Stored data
[start]

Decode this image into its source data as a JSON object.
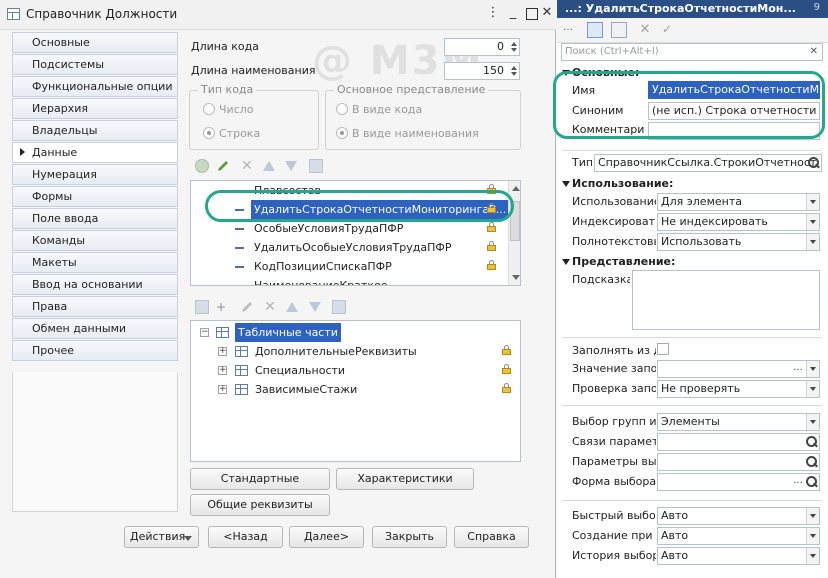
{
  "left_window": {
    "title": "Справочник Должности",
    "nav": [
      {
        "label": "Основные"
      },
      {
        "label": "Подсистемы"
      },
      {
        "label": "Функциональные опции"
      },
      {
        "label": "Иерархия"
      },
      {
        "label": "Владельцы"
      },
      {
        "label": "Данные",
        "active": true
      },
      {
        "label": "Нумерация"
      },
      {
        "label": "Формы"
      },
      {
        "label": "Поле ввода"
      },
      {
        "label": "Команды"
      },
      {
        "label": "Макеты"
      },
      {
        "label": "Ввод на основании"
      },
      {
        "label": "Права"
      },
      {
        "label": "Обмен данными"
      },
      {
        "label": "Прочее"
      }
    ],
    "code_length_label": "Длина кода",
    "code_length_value": "0",
    "name_length_label": "Длина наименования",
    "name_length_value": "150",
    "code_type": {
      "title": "Тип кода",
      "number": "Число",
      "string": "Строка"
    },
    "main_repr": {
      "title": "Основное представление",
      "as_code": "В виде кода",
      "as_name": "В виде наименования"
    },
    "attributes": [
      "Плавсостав",
      "УдалитьСтрокаОтчетностиМониторингаР...",
      "ОсобыеУсловияТрудаПФР",
      "УдалитьОсобыеУсловияТрудаПФР",
      "КодПозицииСпискаПФР",
      "НаименованиеКраткое"
    ],
    "tabular_root": "Табличные части",
    "tabular_parts": [
      "ДополнительныеРеквизиты",
      "Специальности",
      "ЗависимыеСтажи"
    ],
    "btn_standard": "Стандартные реквизиты",
    "btn_characteristics": "Характеристики",
    "btn_common": "Общие реквизиты",
    "btn_actions": "Действия",
    "btn_back": "<Назад",
    "btn_next": "Далее>",
    "btn_close": "Закрыть",
    "btn_help": "Справка",
    "watermark": "@ М3М"
  },
  "right_panel": {
    "title": "...: УдалитьСтрокаОтчетностиМон...",
    "title_num": "9",
    "search_placeholder": "Поиск (Ctrl+Alt+I)",
    "sections": {
      "main": "Основные:",
      "usage": "Использование:",
      "presentation": "Представление:"
    },
    "props": {
      "name_label": "Имя",
      "name_value": "УдалитьСтрокаОтчетностиМонит",
      "synonym_label": "Синоним",
      "synonym_value": "(не исп.) Строка отчетности монит",
      "comment_label": "Комментарий",
      "type_label": "Тип",
      "type_value": "СправочникСсылка.СтрокиОтчетност",
      "usage_label": "Использование",
      "usage_value": "Для элемента",
      "index_label": "Индексировать",
      "index_value": "Не индексировать",
      "fulltext_label": "Полнотекстовый",
      "fulltext_value": "Использовать",
      "hint_label": "Подсказка",
      "fill_from_label": "Заполнять из да",
      "fill_value_label": "Значение запол",
      "check_fill_label": "Проверка запол",
      "check_fill_value": "Не проверять",
      "choose_group_label": "Выбор групп и э",
      "choose_group_value": "Элементы",
      "links_label": "Связи параметр",
      "params_label": "Параметры выбо",
      "choice_form_label": "Форма выбора",
      "quick_choice_label": "Быстрый выбор",
      "quick_choice_value": "Авто",
      "create_on_input_label": "Создание при вв",
      "create_on_input_value": "Авто",
      "history_label": "История выбора",
      "history_value": "Авто"
    }
  },
  "colors": {
    "highlight": "#23a88d",
    "selection": "#2d62c1",
    "title_bar": "#2b4f85"
  }
}
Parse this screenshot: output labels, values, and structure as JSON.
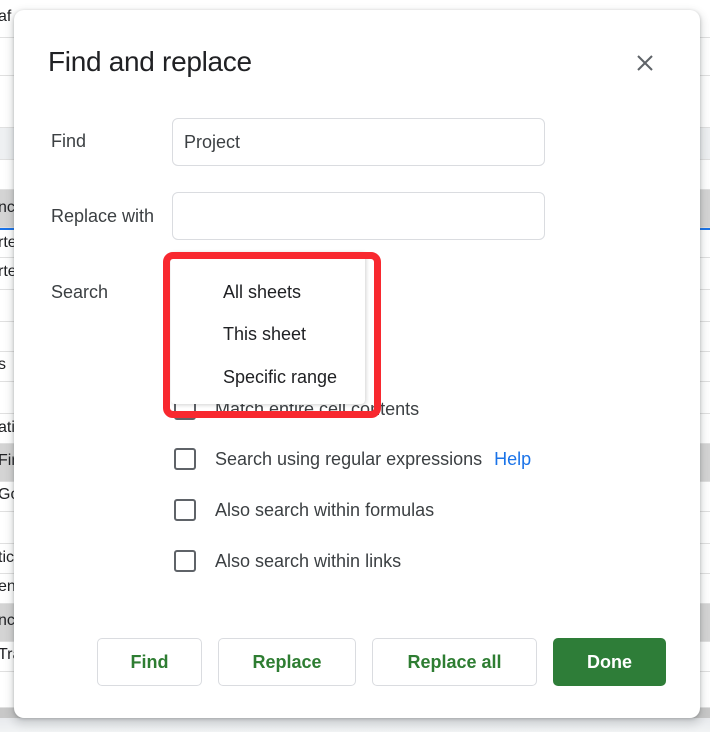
{
  "background_sheet": {
    "rows": [
      {
        "text": "af",
        "style": "plain"
      },
      {
        "text": "",
        "style": "plain"
      },
      {
        "text": "",
        "style": "plain"
      },
      {
        "text": "",
        "style": "light"
      },
      {
        "text": "",
        "style": "plain"
      },
      {
        "text": "nc",
        "style": "gray"
      },
      {
        "text": "rte",
        "style": "selected"
      },
      {
        "text": "rte",
        "style": "plain"
      },
      {
        "text": "",
        "style": "plain"
      },
      {
        "text": "",
        "style": "plain"
      },
      {
        "text": "s",
        "style": "plain"
      },
      {
        "text": "",
        "style": "plain"
      },
      {
        "text": "ati",
        "style": "plain"
      },
      {
        "text": "Fin",
        "style": "gray"
      },
      {
        "text": "Go",
        "style": "plain"
      },
      {
        "text": "",
        "style": "plain"
      },
      {
        "text": "tic",
        "style": "plain"
      },
      {
        "text": "en",
        "style": "plain"
      },
      {
        "text": "nc",
        "style": "gray"
      },
      {
        "text": "Tra",
        "style": "plain"
      },
      {
        "text": "",
        "style": "plain"
      }
    ]
  },
  "dialog": {
    "title": "Find and replace",
    "close_icon": "close-icon",
    "find": {
      "label": "Find",
      "value": "Project",
      "placeholder": ""
    },
    "replace": {
      "label": "Replace with",
      "value": "",
      "placeholder": ""
    },
    "search": {
      "label": "Search",
      "options": [
        "All sheets",
        "This sheet",
        "Specific range"
      ]
    },
    "checkboxes": [
      {
        "label": "Match entire cell contents",
        "checked": false
      },
      {
        "label": "Search using regular expressions",
        "checked": false,
        "link": "Help"
      },
      {
        "label": "Also search within formulas",
        "checked": false
      },
      {
        "label": "Also search within links",
        "checked": false
      }
    ],
    "buttons": {
      "find": "Find",
      "replace": "Replace",
      "replace_all": "Replace all",
      "done": "Done"
    }
  },
  "colors": {
    "accent_green": "#2e7d38",
    "link_blue": "#1a73e8",
    "highlight_red": "#f8282f"
  }
}
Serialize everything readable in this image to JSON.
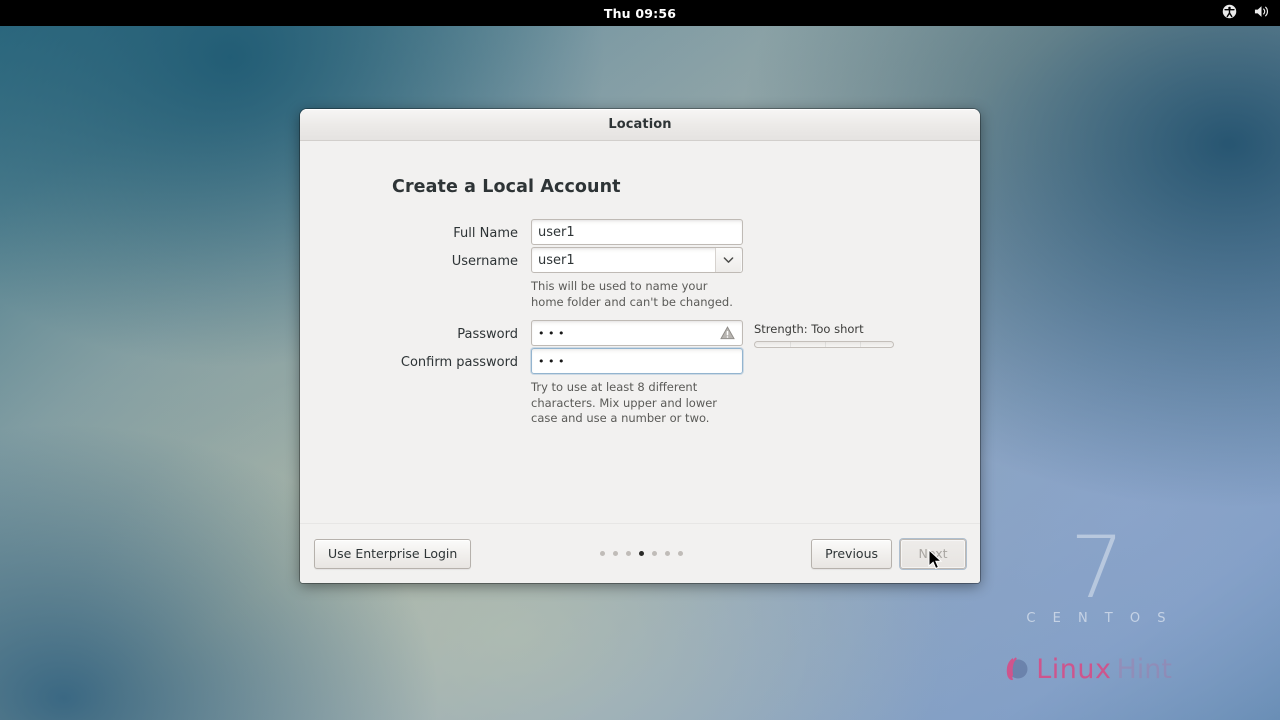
{
  "top_panel": {
    "clock": "Thu 09:56",
    "icons": [
      {
        "name": "accessibility-icon",
        "label": "Universal Access"
      },
      {
        "name": "volume-icon",
        "label": "Volume"
      }
    ]
  },
  "window": {
    "title": "Location"
  },
  "page": {
    "heading": "Create a Local Account",
    "fields": [
      {
        "id": "full-name",
        "label": "Full Name",
        "value": "user1",
        "placeholder": "",
        "type": "text"
      },
      {
        "id": "username",
        "label": "Username",
        "value": "user1",
        "placeholder": "",
        "type": "combo",
        "hint": "This will be used to name your home folder and can't be changed."
      },
      {
        "id": "password",
        "label": "Password",
        "value": "•••",
        "placeholder": "",
        "type": "password",
        "warning_icon": "warning-triangle-icon"
      },
      {
        "id": "confirm-password",
        "label": "Confirm password",
        "value": "•••",
        "placeholder": "",
        "type": "password",
        "focused": true,
        "hint": "Try to use at least 8 different characters. Mix upper and lower case and use a number or two."
      }
    ],
    "password_strength": {
      "label": "Strength: Too short",
      "value": 0
    }
  },
  "footer": {
    "enterprise_login_label": "Use Enterprise Login",
    "previous_label": "Previous",
    "next_label": "Next",
    "next_disabled": true,
    "page_dots": {
      "total": 7,
      "active_index": 3
    }
  },
  "desktop": {
    "brand_version": "7",
    "brand_name": "C E N T O S",
    "watermark_text": "Linux",
    "watermark_fade": "Hint",
    "accent_color": "#e0437f",
    "panel_color": "#000000"
  }
}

[end]

> _STATED EXERCISE_
Ignore the images and quote every line of the listing exactly.

> _TASK RESULT_
Decode this image into its source data as a JSON object.
{
  "left_window": {
    "title": "Справочник Должности",
    "nav": [
      {
        "label": "Основные"
      },
      {
        "label": "Подсистемы"
      },
      {
        "label": "Функциональные опции"
      },
      {
        "label": "Иерархия"
      },
      {
        "label": "Владельцы"
      },
      {
        "label": "Данные",
        "active": true
      },
      {
        "label": "Нумерация"
      },
      {
        "label": "Формы"
      },
      {
        "label": "Поле ввода"
      },
      {
        "label": "Команды"
      },
      {
        "label": "Макеты"
      },
      {
        "label": "Ввод на основании"
      },
      {
        "label": "Права"
      },
      {
        "label": "Обмен данными"
      },
      {
        "label": "Прочее"
      }
    ],
    "code_length_label": "Длина кода",
    "code_length_value": "0",
    "name_length_label": "Длина наименования",
    "name_length_value": "150",
    "code_type": {
      "title": "Тип кода",
      "number": "Число",
      "string": "Строка"
    },
    "main_repr": {
      "title": "Основное представление",
      "as_code": "В виде кода",
      "as_name": "В виде наименования"
    },
    "attributes": [
      "Плавсостав",
      "УдалитьСтрокаОтчетностиМониторингаР...",
      "ОсобыеУсловияТрудаПФР",
      "УдалитьОсобыеУсловияТрудаПФР",
      "КодПозицииСпискаПФР",
      "НаименованиеКраткое"
    ],
    "tabular_root": "Табличные части",
    "tabular_parts": [
      "ДополнительныеРеквизиты",
      "Специальности",
      "ЗависимыеСтажи"
    ],
    "btn_standard": "Стандартные реквизиты",
    "btn_characteristics": "Характеристики",
    "btn_common": "Общие реквизиты",
    "btn_actions": "Действия",
    "btn_back": "<Назад",
    "btn_next": "Далее>",
    "btn_close": "Закрыть",
    "btn_help": "Справка",
    "watermark": "@ М3М"
  },
  "right_panel": {
    "title": "...: УдалитьСтрокаОтчетностиМон...",
    "title_num": "9",
    "search_placeholder": "Поиск (Ctrl+Alt+I)",
    "sections": {
      "main": "Основные:",
      "usage": "Использование:",
      "presentation": "Представление:"
    },
    "props": {
      "name_label": "Имя",
      "name_value": "УдалитьСтрокаОтчетностиМонит",
      "synonym_label": "Синоним",
      "synonym_value": "(не исп.) Строка отчетности монит",
      "comment_label": "Комментарий",
      "type_label": "Тип",
      "type_value": "СправочникСсылка.СтрокиОтчетност",
      "usage_label": "Использование",
      "usage_value": "Для элемента",
      "index_label": "Индексировать",
      "index_value": "Не индексировать",
      "fulltext_label": "Полнотекстовый",
      "fulltext_value": "Использовать",
      "hint_label": "Подсказка",
      "fill_from_label": "Заполнять из да",
      "fill_value_label": "Значение запол",
      "check_fill_label": "Проверка запол",
      "check_fill_value": "Не проверять",
      "choose_group_label": "Выбор групп и э",
      "choose_group_value": "Элементы",
      "links_label": "Связи параметр",
      "params_label": "Параметры выбо",
      "choice_form_label": "Форма выбора",
      "quick_choice_label": "Быстрый выбор",
      "quick_choice_value": "Авто",
      "create_on_input_label": "Создание при вв",
      "create_on_input_value": "Авто",
      "history_label": "История выбора",
      "history_value": "Авто"
    }
  },
  "colors": {
    "highlight": "#23a88d",
    "selection": "#2d62c1",
    "title_bar": "#2b4f85"
  }
}
Parse this screenshot: output labels, values, and structure as JSON.
{
  "background_sheet": {
    "rows": [
      {
        "text": "af",
        "style": "plain"
      },
      {
        "text": "",
        "style": "plain"
      },
      {
        "text": "",
        "style": "plain"
      },
      {
        "text": "",
        "style": "light"
      },
      {
        "text": "",
        "style": "plain"
      },
      {
        "text": "nc",
        "style": "gray"
      },
      {
        "text": "rte",
        "style": "selected"
      },
      {
        "text": "rte",
        "style": "plain"
      },
      {
        "text": "",
        "style": "plain"
      },
      {
        "text": "",
        "style": "plain"
      },
      {
        "text": "s",
        "style": "plain"
      },
      {
        "text": "",
        "style": "plain"
      },
      {
        "text": "ati",
        "style": "plain"
      },
      {
        "text": "Fin",
        "style": "gray"
      },
      {
        "text": "Go",
        "style": "plain"
      },
      {
        "text": "",
        "style": "plain"
      },
      {
        "text": "tic",
        "style": "plain"
      },
      {
        "text": "en",
        "style": "plain"
      },
      {
        "text": "nc",
        "style": "gray"
      },
      {
        "text": "Tra",
        "style": "plain"
      },
      {
        "text": "",
        "style": "plain"
      }
    ]
  },
  "dialog": {
    "title": "Find and replace",
    "close_icon": "close-icon",
    "find": {
      "label": "Find",
      "value": "Project",
      "placeholder": ""
    },
    "replace": {
      "label": "Replace with",
      "value": "",
      "placeholder": ""
    },
    "search": {
      "label": "Search",
      "options": [
        "All sheets",
        "This sheet",
        "Specific range"
      ]
    },
    "checkboxes": [
      {
        "label": "Match entire cell contents",
        "checked": false
      },
      {
        "label": "Search using regular expressions",
        "checked": false,
        "link": "Help"
      },
      {
        "label": "Also search within formulas",
        "checked": false
      },
      {
        "label": "Also search within links",
        "checked": false
      }
    ],
    "buttons": {
      "find": "Find",
      "replace": "Replace",
      "replace_all": "Replace all",
      "done": "Done"
    }
  },
  "colors": {
    "accent_green": "#2e7d38",
    "link_blue": "#1a73e8",
    "highlight_red": "#f8282f"
  }
}
Serialize everything readable in this image to JSON.
{
  "top_panel": {
    "clock": "Thu 09:56",
    "icons": [
      {
        "name": "accessibility-icon",
        "label": "Universal Access"
      },
      {
        "name": "volume-icon",
        "label": "Volume"
      }
    ]
  },
  "window": {
    "title": "Location"
  },
  "page": {
    "heading": "Create a Local Account",
    "fields": [
      {
        "id": "full-name",
        "label": "Full Name",
        "value": "user1",
        "placeholder": "",
        "type": "text"
      },
      {
        "id": "username",
        "label": "Username",
        "value": "user1",
        "placeholder": "",
        "type": "combo",
        "hint": "This will be used to name your home folder and can't be changed."
      },
      {
        "id": "password",
        "label": "Password",
        "value": "•••",
        "placeholder": "",
        "type": "password",
        "warning_icon": "warning-triangle-icon"
      },
      {
        "id": "confirm-password",
        "label": "Confirm password",
        "value": "•••",
        "placeholder": "",
        "type": "password",
        "focused": true,
        "hint": "Try to use at least 8 different characters. Mix upper and lower case and use a number or two."
      }
    ],
    "password_strength": {
      "label": "Strength: Too short",
      "value": 0
    }
  },
  "footer": {
    "enterprise_login_label": "Use Enterprise Login",
    "previous_label": "Previous",
    "next_label": "Next",
    "next_disabled": true,
    "page_dots": {
      "total": 7,
      "active_index": 3
    }
  },
  "desktop": {
    "brand_version": "7",
    "brand_name": "C E N T O S",
    "watermark_text": "Linux",
    "watermark_fade": "Hint",
    "accent_color": "#e0437f",
    "panel_color": "#000000"
  }
}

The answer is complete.